AIM OF THE EXERCISE -> All records below must be retyped exactly.

-- Start --

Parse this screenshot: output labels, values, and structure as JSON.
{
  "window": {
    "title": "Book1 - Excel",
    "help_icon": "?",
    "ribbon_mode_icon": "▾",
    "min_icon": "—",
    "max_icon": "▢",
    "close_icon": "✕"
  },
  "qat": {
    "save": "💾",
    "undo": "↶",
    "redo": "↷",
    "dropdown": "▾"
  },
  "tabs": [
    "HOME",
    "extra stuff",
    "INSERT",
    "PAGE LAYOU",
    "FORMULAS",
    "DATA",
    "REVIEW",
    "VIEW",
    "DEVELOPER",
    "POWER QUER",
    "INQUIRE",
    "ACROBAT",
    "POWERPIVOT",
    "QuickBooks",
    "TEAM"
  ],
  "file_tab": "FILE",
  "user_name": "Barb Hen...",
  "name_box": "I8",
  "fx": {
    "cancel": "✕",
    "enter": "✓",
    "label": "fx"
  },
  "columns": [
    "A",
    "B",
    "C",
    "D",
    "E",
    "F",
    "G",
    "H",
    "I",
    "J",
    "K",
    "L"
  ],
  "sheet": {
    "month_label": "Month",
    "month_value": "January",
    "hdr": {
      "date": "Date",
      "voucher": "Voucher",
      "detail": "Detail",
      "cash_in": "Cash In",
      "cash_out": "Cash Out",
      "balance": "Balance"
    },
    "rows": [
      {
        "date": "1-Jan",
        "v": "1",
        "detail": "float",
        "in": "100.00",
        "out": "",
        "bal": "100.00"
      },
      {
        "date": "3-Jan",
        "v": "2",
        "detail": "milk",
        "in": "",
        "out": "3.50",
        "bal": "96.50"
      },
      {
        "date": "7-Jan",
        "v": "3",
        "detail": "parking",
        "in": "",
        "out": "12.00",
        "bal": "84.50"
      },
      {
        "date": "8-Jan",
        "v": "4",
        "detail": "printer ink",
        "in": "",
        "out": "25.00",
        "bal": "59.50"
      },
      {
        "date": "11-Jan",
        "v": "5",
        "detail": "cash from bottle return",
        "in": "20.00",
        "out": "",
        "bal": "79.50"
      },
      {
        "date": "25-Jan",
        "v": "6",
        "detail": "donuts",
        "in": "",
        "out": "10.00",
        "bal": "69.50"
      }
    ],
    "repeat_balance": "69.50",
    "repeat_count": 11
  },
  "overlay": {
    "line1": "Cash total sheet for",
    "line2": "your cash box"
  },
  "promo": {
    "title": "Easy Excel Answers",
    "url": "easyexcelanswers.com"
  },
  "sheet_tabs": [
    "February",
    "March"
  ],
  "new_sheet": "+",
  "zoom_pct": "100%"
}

-- End --

FINAL RESULT ->
Parse this screenshot: output labels, values, and structure as JSON.
{
  "window": {
    "title": "Book1 - Excel",
    "help_icon": "?",
    "ribbon_mode_icon": "▾",
    "min_icon": "—",
    "max_icon": "▢",
    "close_icon": "✕"
  },
  "qat": {
    "save": "💾",
    "undo": "↶",
    "redo": "↷",
    "dropdown": "▾"
  },
  "tabs": [
    "HOME",
    "extra stuff",
    "INSERT",
    "PAGE LAYOU",
    "FORMULAS",
    "DATA",
    "REVIEW",
    "VIEW",
    "DEVELOPER",
    "POWER QUER",
    "INQUIRE",
    "ACROBAT",
    "POWERPIVOT",
    "QuickBooks",
    "TEAM"
  ],
  "file_tab": "FILE",
  "user_name": "Barb Hen...",
  "name_box": "I8",
  "fx": {
    "cancel": "✕",
    "enter": "✓",
    "label": "fx"
  },
  "columns": [
    "A",
    "B",
    "C",
    "D",
    "E",
    "F",
    "G",
    "H",
    "I",
    "J",
    "K",
    "L"
  ],
  "sheet": {
    "month_label": "Month",
    "month_value": "January",
    "hdr": {
      "date": "Date",
      "voucher": "Voucher",
      "detail": "Detail",
      "cash_in": "Cash In",
      "cash_out": "Cash Out",
      "balance": "Balance"
    },
    "rows": [
      {
        "date": "1-Jan",
        "v": "1",
        "detail": "float",
        "in": "100.00",
        "out": "",
        "bal": "100.00"
      },
      {
        "date": "3-Jan",
        "v": "2",
        "detail": "milk",
        "in": "",
        "out": "3.50",
        "bal": "96.50"
      },
      {
        "date": "7-Jan",
        "v": "3",
        "detail": "parking",
        "in": "",
        "out": "12.00",
        "bal": "84.50"
      },
      {
        "date": "8-Jan",
        "v": "4",
        "detail": "printer ink",
        "in": "",
        "out": "25.00",
        "bal": "59.50"
      },
      {
        "date": "11-Jan",
        "v": "5",
        "detail": "cash from bottle return",
        "in": "20.00",
        "out": "",
        "bal": "79.50"
      },
      {
        "date": "25-Jan",
        "v": "6",
        "detail": "donuts",
        "in": "",
        "out": "10.00",
        "bal": "69.50"
      }
    ],
    "repeat_balance": "69.50",
    "repeat_count": 11
  },
  "overlay": {
    "line1": "Cash total sheet for",
    "line2": "your cash box"
  },
  "promo": {
    "title": "Easy Excel Answers",
    "url": "easyexcelanswers.com"
  },
  "sheet_tabs": [
    "February",
    "March"
  ],
  "new_sheet": "+",
  "zoom_pct": "100%"
}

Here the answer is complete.